■ OBJECTIVE: Pull every line holding the string "xlabel" from the records below.

# START OF DATA SUPPLIED

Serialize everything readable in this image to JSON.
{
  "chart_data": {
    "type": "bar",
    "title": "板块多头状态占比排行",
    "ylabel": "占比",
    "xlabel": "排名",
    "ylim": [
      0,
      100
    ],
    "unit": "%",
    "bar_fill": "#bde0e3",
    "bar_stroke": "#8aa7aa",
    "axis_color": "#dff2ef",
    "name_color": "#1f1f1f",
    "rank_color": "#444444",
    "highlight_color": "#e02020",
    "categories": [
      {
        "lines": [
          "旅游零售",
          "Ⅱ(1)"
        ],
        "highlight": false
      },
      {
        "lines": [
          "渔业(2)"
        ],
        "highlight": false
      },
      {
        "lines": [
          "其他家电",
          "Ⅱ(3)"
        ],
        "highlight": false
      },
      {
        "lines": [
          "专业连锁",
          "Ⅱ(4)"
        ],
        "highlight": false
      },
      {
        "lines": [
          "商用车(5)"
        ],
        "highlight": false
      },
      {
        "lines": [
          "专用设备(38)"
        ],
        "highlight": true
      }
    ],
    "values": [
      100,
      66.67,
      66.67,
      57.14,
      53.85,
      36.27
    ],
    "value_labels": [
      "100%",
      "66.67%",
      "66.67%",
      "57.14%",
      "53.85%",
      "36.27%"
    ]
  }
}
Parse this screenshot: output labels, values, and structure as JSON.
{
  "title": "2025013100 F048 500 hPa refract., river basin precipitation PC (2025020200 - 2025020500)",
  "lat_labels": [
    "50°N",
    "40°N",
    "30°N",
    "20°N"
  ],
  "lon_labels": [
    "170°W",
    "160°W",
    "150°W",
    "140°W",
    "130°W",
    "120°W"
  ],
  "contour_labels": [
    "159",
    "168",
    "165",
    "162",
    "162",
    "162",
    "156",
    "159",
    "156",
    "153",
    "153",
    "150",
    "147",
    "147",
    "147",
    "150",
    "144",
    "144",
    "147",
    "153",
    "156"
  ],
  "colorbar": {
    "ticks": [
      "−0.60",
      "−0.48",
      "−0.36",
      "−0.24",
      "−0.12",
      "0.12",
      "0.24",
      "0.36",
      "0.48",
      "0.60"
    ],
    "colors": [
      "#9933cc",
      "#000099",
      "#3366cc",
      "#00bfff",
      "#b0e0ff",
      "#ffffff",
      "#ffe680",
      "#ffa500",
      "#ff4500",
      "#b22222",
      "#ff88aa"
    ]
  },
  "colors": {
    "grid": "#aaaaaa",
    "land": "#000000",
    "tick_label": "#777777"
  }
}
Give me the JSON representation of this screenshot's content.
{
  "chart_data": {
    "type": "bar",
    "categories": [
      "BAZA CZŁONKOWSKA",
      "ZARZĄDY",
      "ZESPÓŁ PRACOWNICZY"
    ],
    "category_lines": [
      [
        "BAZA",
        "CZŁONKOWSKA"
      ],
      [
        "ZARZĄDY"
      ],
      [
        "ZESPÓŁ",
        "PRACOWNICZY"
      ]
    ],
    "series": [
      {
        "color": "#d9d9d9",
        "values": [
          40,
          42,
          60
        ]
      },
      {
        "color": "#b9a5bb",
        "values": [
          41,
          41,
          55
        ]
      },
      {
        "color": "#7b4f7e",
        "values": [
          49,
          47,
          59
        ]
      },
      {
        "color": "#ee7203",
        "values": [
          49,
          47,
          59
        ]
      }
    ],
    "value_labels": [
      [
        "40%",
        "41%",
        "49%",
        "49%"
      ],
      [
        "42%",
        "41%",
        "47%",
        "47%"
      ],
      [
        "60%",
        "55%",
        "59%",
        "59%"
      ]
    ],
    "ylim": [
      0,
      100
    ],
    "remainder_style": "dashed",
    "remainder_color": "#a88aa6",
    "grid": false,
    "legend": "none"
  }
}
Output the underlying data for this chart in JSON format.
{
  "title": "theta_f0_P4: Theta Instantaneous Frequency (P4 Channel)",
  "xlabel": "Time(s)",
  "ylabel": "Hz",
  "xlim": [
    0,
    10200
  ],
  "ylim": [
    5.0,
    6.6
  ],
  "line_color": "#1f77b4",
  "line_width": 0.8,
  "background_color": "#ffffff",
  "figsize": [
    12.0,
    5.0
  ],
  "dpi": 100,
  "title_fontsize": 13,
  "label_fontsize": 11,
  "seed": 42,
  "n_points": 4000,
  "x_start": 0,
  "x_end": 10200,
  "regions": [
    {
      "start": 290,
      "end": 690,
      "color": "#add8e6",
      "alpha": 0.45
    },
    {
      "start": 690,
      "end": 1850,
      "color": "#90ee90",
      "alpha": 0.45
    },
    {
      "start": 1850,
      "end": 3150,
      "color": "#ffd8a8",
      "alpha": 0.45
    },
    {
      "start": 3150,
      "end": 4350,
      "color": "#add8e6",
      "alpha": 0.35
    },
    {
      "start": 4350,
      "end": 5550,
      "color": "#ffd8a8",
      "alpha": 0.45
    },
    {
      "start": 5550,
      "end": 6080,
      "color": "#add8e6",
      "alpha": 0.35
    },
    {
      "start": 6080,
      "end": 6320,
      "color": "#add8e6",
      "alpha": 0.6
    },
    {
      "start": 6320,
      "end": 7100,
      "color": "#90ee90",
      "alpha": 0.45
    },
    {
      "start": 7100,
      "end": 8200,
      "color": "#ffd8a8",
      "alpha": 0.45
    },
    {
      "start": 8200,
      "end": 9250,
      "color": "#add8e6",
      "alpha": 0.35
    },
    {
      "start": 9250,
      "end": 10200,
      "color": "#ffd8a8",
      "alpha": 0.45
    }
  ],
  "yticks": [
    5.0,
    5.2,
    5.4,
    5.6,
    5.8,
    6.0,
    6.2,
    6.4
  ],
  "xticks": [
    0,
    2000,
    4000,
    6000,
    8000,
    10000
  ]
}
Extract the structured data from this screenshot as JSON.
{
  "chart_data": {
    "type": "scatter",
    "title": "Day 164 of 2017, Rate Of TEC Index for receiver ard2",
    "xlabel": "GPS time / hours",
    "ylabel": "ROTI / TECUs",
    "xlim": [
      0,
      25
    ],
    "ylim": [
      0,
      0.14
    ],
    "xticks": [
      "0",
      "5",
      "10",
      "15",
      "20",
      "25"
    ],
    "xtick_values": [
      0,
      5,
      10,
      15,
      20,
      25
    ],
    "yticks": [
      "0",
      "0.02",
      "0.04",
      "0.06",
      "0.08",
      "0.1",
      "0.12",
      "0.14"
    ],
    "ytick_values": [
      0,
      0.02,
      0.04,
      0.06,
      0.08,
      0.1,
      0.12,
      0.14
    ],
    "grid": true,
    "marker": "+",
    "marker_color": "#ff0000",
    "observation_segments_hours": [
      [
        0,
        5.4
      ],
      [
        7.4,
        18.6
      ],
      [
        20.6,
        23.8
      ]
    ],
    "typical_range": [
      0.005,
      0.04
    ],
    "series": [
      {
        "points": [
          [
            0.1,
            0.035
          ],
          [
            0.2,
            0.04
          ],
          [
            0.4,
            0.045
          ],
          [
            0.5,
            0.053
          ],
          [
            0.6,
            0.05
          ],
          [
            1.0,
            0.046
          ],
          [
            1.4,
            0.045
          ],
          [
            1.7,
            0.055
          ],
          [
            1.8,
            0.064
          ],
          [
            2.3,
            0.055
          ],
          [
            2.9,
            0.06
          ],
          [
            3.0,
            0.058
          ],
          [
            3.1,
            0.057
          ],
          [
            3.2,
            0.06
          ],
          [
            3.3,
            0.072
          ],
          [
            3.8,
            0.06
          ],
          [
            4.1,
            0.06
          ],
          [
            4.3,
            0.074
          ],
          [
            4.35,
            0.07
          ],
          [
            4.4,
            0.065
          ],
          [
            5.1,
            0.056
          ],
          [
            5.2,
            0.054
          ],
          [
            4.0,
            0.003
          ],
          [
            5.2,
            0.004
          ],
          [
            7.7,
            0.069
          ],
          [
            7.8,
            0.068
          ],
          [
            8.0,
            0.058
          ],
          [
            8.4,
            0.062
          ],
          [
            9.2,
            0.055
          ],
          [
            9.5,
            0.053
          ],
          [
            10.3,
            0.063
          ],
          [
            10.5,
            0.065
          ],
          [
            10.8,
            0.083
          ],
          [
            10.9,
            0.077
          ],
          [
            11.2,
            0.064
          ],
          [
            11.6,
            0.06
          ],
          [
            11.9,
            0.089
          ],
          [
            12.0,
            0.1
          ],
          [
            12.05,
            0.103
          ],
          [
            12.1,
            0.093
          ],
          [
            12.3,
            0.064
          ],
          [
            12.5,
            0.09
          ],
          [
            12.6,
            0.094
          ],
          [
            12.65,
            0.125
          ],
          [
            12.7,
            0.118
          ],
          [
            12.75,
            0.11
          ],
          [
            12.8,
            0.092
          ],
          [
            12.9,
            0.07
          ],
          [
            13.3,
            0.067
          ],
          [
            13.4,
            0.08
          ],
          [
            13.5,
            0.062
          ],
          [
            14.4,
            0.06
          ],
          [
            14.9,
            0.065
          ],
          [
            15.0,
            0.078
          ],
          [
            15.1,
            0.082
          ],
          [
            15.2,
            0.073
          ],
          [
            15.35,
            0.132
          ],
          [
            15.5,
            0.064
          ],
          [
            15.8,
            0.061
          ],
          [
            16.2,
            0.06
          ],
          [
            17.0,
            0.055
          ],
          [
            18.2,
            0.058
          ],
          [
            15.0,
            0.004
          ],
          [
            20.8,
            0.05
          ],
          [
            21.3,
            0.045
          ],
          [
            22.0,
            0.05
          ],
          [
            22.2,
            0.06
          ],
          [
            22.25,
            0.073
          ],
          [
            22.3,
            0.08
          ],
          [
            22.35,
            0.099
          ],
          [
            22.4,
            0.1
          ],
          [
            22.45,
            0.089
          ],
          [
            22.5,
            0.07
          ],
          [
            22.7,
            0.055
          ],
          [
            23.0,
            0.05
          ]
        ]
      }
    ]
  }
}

# END OF DATA SUPPLIED

■ ANSWER FOR THE TASK:
    "xlabel": "排名",
  "xlabel": "Time(s)",
    "xlabel": "GPS time / hours",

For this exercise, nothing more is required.